» Given request
Provide an exact transcription of all the records.

Dataset entries:
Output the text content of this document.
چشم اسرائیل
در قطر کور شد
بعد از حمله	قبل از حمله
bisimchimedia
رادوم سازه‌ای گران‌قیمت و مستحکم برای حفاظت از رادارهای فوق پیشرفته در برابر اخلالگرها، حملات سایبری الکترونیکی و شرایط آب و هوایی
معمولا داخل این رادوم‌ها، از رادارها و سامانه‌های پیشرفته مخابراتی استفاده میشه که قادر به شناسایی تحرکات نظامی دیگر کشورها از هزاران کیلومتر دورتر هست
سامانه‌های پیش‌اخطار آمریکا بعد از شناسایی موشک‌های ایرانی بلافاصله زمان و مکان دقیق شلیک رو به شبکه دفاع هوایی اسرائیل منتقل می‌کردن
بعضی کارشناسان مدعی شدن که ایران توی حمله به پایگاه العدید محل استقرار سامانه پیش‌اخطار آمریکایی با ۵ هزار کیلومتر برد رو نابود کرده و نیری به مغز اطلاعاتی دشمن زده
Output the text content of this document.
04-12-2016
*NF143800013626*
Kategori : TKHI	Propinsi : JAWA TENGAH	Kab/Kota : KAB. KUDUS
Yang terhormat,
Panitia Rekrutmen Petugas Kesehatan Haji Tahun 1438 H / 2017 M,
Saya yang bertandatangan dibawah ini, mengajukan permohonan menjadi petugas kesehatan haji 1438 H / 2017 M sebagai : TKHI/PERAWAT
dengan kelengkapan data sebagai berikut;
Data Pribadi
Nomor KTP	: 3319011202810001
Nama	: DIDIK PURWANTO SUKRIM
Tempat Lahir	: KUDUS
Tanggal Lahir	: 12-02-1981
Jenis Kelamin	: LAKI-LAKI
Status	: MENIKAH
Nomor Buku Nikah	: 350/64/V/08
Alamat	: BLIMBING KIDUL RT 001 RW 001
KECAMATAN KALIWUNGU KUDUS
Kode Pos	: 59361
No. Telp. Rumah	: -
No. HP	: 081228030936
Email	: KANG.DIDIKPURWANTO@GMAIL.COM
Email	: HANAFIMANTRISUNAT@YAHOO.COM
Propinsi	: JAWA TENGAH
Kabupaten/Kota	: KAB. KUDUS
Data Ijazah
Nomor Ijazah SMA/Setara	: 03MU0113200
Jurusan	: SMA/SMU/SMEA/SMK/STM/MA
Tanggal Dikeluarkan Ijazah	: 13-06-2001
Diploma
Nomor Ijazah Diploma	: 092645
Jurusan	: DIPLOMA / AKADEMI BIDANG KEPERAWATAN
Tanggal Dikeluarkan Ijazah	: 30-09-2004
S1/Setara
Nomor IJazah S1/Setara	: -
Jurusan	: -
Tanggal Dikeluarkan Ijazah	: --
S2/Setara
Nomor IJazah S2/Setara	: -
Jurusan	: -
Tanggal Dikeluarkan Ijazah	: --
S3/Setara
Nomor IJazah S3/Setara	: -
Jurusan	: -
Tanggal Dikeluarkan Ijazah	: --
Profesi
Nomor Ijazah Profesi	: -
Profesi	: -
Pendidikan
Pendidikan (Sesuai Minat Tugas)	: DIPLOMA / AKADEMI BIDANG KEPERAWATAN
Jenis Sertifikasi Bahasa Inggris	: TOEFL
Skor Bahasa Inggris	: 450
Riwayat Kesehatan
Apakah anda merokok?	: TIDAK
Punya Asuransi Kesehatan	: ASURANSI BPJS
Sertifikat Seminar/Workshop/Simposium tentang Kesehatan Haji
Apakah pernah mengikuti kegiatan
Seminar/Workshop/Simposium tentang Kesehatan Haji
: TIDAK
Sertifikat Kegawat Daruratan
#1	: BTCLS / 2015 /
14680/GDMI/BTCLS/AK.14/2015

» Exercise answer
Output the text content of this document.
چشم اسرائیل
در قطر کور شد
بعد از حمله	قبل از حمله
bisimchimedia
رادوم سازه‌ای گران‌قیمت و مستحکم برای حفاظت از رادارهای فوق پیشرفته در برابر اخلالگرها، حملات سایبری الکترونیکی و شرایط آب و هوایی
معمولا داخل این رادوم‌ها، از رادارها و سامانه‌های پیشرفته مخابراتی استفاده میشه که قادر به شناسایی تحرکات نظامی دیگر کشورها از هزاران کیلومتر دورتر هست
سامانه‌های پیش‌اخطار آمریکا بعد از شناسایی موشک‌های ایرانی بلافاصله زمان و مکان دقیق شلیک رو به شبکه دفاع هوایی اسرائیل منتقل می‌کردن
بعضی کارشناسان مدعی شدن که ایران توی حمله به پایگاه العدید محل استقرار سامانه پیش‌اخطار آمریکایی با ۵ هزار کیلومتر برد رو نابود کرده و نیری به مغز اطلاعاتی دشمن زده
Output the text content of this document.
04-12-2016
*NF143800013626*
Kategori : TKHI	Propinsi : JAWA TENGAH	Kab/Kota : KAB. KUDUS
Yang terhormat,
Panitia Rekrutmen Petugas Kesehatan Haji Tahun 1438 H / 2017 M,
Saya yang bertandatangan dibawah ini, mengajukan permohonan menjadi petugas kesehatan haji 1438 H / 2017 M sebagai : TKHI/PERAWAT
dengan kelengkapan data sebagai berikut;
Data Pribadi
Nomor KTP	: 3319011202810001
Nama	: DIDIK PURWANTO SUKRIM
Tempat Lahir	: KUDUS
Tanggal Lahir	: 12-02-1981
Jenis Kelamin	: LAKI-LAKI
Status	: MENIKAH
Nomor Buku Nikah	: 350/64/V/08
Alamat	: BLIMBING KIDUL RT 001 RW 001
KECAMATAN KALIWUNGU KUDUS
Kode Pos	: 59361
No. Telp. Rumah	: -
No. HP	: 081228030936
Email	: KANG.DIDIKPURWANTO@GMAIL.COM
Email	: HANAFIMANTRISUNAT@YAHOO.COM
Propinsi	: JAWA TENGAH
Kabupaten/Kota	: KAB. KUDUS
Data Ijazah
Nomor Ijazah SMA/Setara	: 03MU0113200
Jurusan	: SMA/SMU/SMEA/SMK/STM/MA
Tanggal Dikeluarkan Ijazah	: 13-06-2001
Diploma
Nomor Ijazah Diploma	: 092645
Jurusan	: DIPLOMA / AKADEMI BIDANG KEPERAWATAN
Tanggal Dikeluarkan Ijazah	: 30-09-2004
S1/Setara
Nomor IJazah S1/Setara	: -
Jurusan	: -
Tanggal Dikeluarkan Ijazah	: --
S2/Setara
Nomor IJazah S2/Setara	: -
Jurusan	: -
Tanggal Dikeluarkan Ijazah	: --
S3/Setara
Nomor IJazah S3/Setara	: -
Jurusan	: -
Tanggal Dikeluarkan Ijazah	: --
Profesi
Nomor Ijazah Profesi	: -
Profesi	: -
Pendidikan
Pendidikan (Sesuai Minat Tugas)	: DIPLOMA / AKADEMI BIDANG KEPERAWATAN
Jenis Sertifikasi Bahasa Inggris	: TOEFL
Skor Bahasa Inggris	: 450
Riwayat Kesehatan
Apakah anda merokok?	: TIDAK
Punya Asuransi Kesehatan	: ASURANSI BPJS
Sertifikat Seminar/Workshop/Simposium tentang Kesehatan Haji
Apakah pernah mengikuti kegiatan
Seminar/Workshop/Simposium tentang Kesehatan Haji
: TIDAK
Sertifikat Kegawat Daruratan
#1	: BTCLS / 2015 /
14680/GDMI/BTCLS/AK.14/2015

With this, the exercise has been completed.